• _Given task_: Find each line with the word "document" and copy it.
--- start of Data excerpts ---
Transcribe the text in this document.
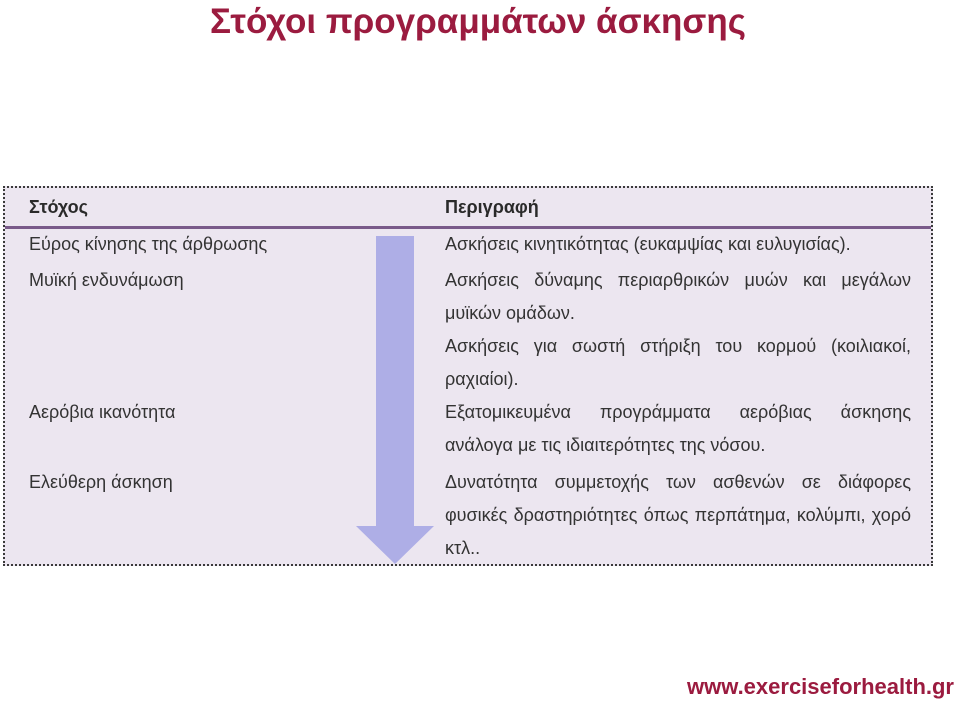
Στόχοι προγραμμάτων άσκησης
Στόχος	Περιγραφή
Εύρος κίνησης της άρθρωσης	Ασκήσεις κινητικότητας (ευκαμψίας και ευλυγισίας).
Μυϊκή ενδυνάμωση	Ασκήσεις δύναμης περιαρθρικών μυών και μεγάλων μυϊκών ομάδων.
Ασκήσεις για σωστή στήριξη του κορμού (κοιλιακοί, ραχιαίοι).
Αερόβια ικανότητα	Εξατομικευμένα προγράμματα αερόβιας άσκησης ανάλογα με τις ιδιαιτερότητες της νόσου.
Ελεύθερη άσκηση	Δυνατότητα συμμετοχής των ασθενών σε διάφορες φυσικές δραστηριότητες όπως περπάτημα, κολύμπι, χορό κτλ..
www.exerciseforhealth.gr
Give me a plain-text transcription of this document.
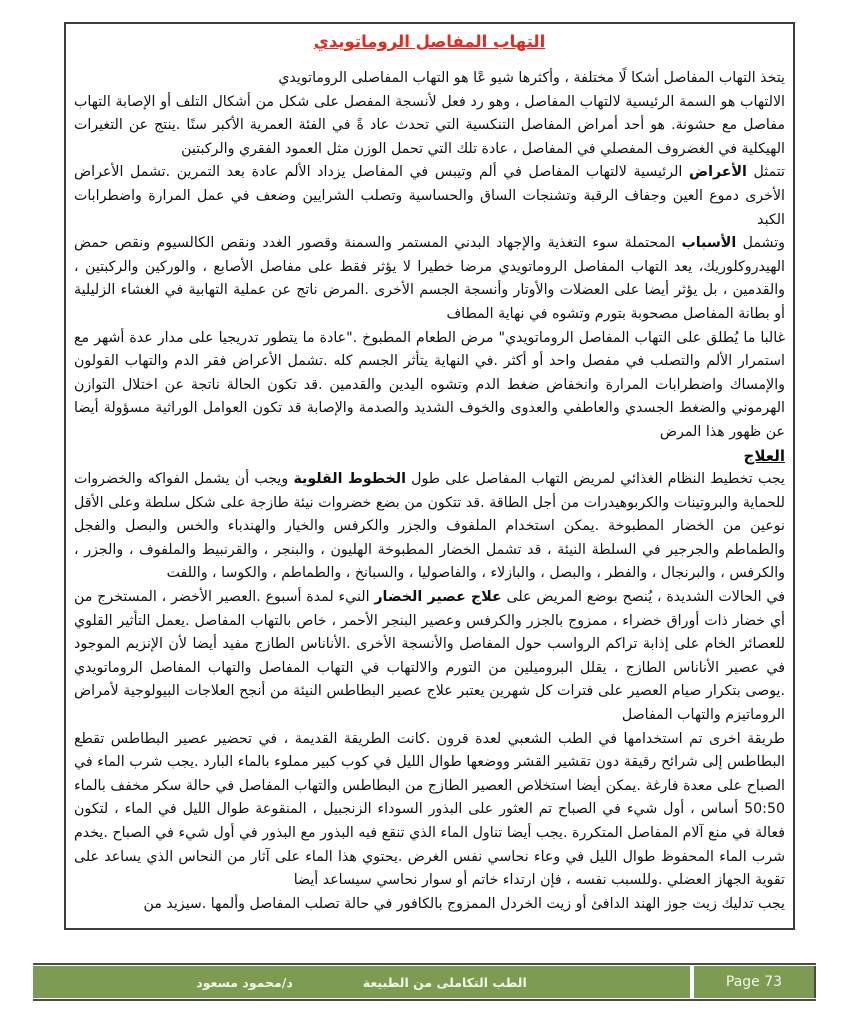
التهاب المفاصل الروماتويدي

يتخذ التهاب المفاصل أشكا لًا مختلفة ، وأكثرها شيو عًا هو التهاب المفاصلى الروماتويدي

الالتهاب هو السمة الرئيسية لالتهاب المفاصل ، وهو رد فعل لأنسجة المفصل على شكل من أشكال التلف أو الإصابة التهاب مفاصل مع حشونة. هو أحد أمراض المفاصل التنكسية التي تحدث عاد ةً في الفئة العمرية الأكبر سنًا .ينتج عن التغيرات الهيكلية في الغضروف المفصلي في المفاصل ، عادة تلك التي تحمل الوزن مثل العمود الفقري والركبتين

تتمثل الأعراض الرئيسية لالتهاب المفاصل في ألم وتيبس في المفاصل يزداد الألم عادة بعد التمرين .تشمل الأعراض الأخرى دموع العين وجفاف الرقبة وتشنجات الساق والحساسية وتصلب الشرايين وضعف في عمل المرارة واضطرابات الكبد

وتشمل الأسباب المحتملة سوء التغذية والإجهاد البدني المستمر والسمنة وقصور الغدد ونقص الكالسيوم ونقص حمض الهيدروكلوريك، يعد التهاب المفاصل الروماتويدي مرضا خطيرا لا يؤثر فقط على مفاصل الأصابع ، والوركين والركبتين ، والقدمين ، بل يؤثر أيضا على العضلات والأوتار وأنسجة الجسم الأخرى .المرض ناتج عن عملية التهابية في الغشاء الزليلية أو بطانة المفاصل مصحوبة بتورم وتشوه في نهاية المطاف

غالبا ما يُطلق على التهاب المفاصل الروماتويدي" مرض الطعام المطبوخ ."عادة ما يتطور تدريجيا على مدار عدة أشهر مع استمرار الألم والتصلب في مفصل واحد أو أكثر .في النهاية يتأثر الجسم كله .تشمل الأعراض فقر الدم والتهاب القولون والإمساك واضطرابات المرارة وانخفاض ضغط الدم وتشوه اليدين والقدمين .قد تكون الحالة ناتجة عن اختلال التوازن الهرموني والضغط الجسدي والعاطفي والعدوى والخوف الشديد والصدمة والإصابة قد تكون العوامل الوراثية مسؤولة أيضا عن ظهور هذا المرض

العلاج

يجب تخطيط النظام الغذائي لمريض التهاب المفاصل على طول الخطوط القلوية ويجب أن يشمل الفواكه والخضروات للحماية والبروتينات والكربوهيدرات من أجل الطاقة .قد تتكون من بضع خضروات نيئة طازجة على شكل سلطة وعلى الأقل نوعين من الخضار المطبوخة .يمكن استخدام الملفوف والجزر والكرفس والخيار والهندباء والخس والبصل والفجل والطماطم والجرجير في السلطة النيئة ، قد تشمل الخضار المطبوخة الهليون ، والبنجر ، والقرنبيط والملفوف ، والجزر ، والكرفس ، والبرنجال ، والفطر ، والبصل ، والبازلاء ، والفاصوليا ، والسبانخ ، والطماطم ، والكوسا ، واللفت

في الحالات الشديدة ، يُنصح بوضع المريض على علاج عصير الخضار النيء لمدة أسبوع .العصير الأخضر ، المستخرج من أي خضار ذات أوراق خضراء ، ممزوج بالجزر والكرفس وعصير البنجر الأحمر ، خاص بالتهاب المفاصل .يعمل التأثير القلوي للعصائر الخام على إذابة تراكم الرواسب حول المفاصل والأنسجة الأخرى .الأناناس الطازج مفيد أيضا لأن الإنزيم الموجود في عصير الأناناس الطازج ، يقلل البروميلين من التورم والالتهاب في التهاب المفاصل والتهاب المفاصل الروماتويدي .يوصى بتكرار صيام العصير على فترات كل شهرين يعتبر علاج عصير البطاطس النيئة من أنجح العلاجات البيولوجية لأمراض الروماتيزم والتهاب المفاصل

طريقة اخرى تم استخدامها في الطب الشعبي لعدة قرون .كانت الطريقة القديمة ، في تحضير عصير البطاطس تقطع البطاطس إلى شرائح رقيقة دون تقشير القشر ووضعها طوال الليل في كوب كبير مملوء بالماء البارد .يجب شرب الماء في الصباح على معدة فارغة .يمكن أيضا استخلاص العصير الطازج من البطاطس والتهاب المفاصل في حالة سكر مخفف بالماء 50:50 أساس ، أول شيء في الصباح تم العثور على البذور السوداء الزنجبيل ، المنقوعة طوال الليل في الماء ، لتكون فعالة في منع آلام المفاصل المتكررة .يجب أيضا تناول الماء الذي تنقع فيه البذور مع البذور في أول شيء في الصباح .يخدم شرب الماء المحفوظ طوال الليل في وعاء نحاسي نفس الغرض .يحتوي هذا الماء على آثار من النحاس الذي يساعد على تقوية الجهاز العضلي .وللسبب نفسه ، فإن ارتداء خاتم أو سوار نحاسي سيساعد أيضا

يجب تدليك زيت جوز الهند الدافئ أو زيت الخردل الممزوج بالكافور في حالة تصلب المفاصل وألمها .سيزيد من

الطب التكاملى من الطبيعة
د/محمود مسعود	Page 73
--- end of Data excerpts ---
• _Written solution_:
Transcribe the text in this document.
Give me a plain-text transcription of this document.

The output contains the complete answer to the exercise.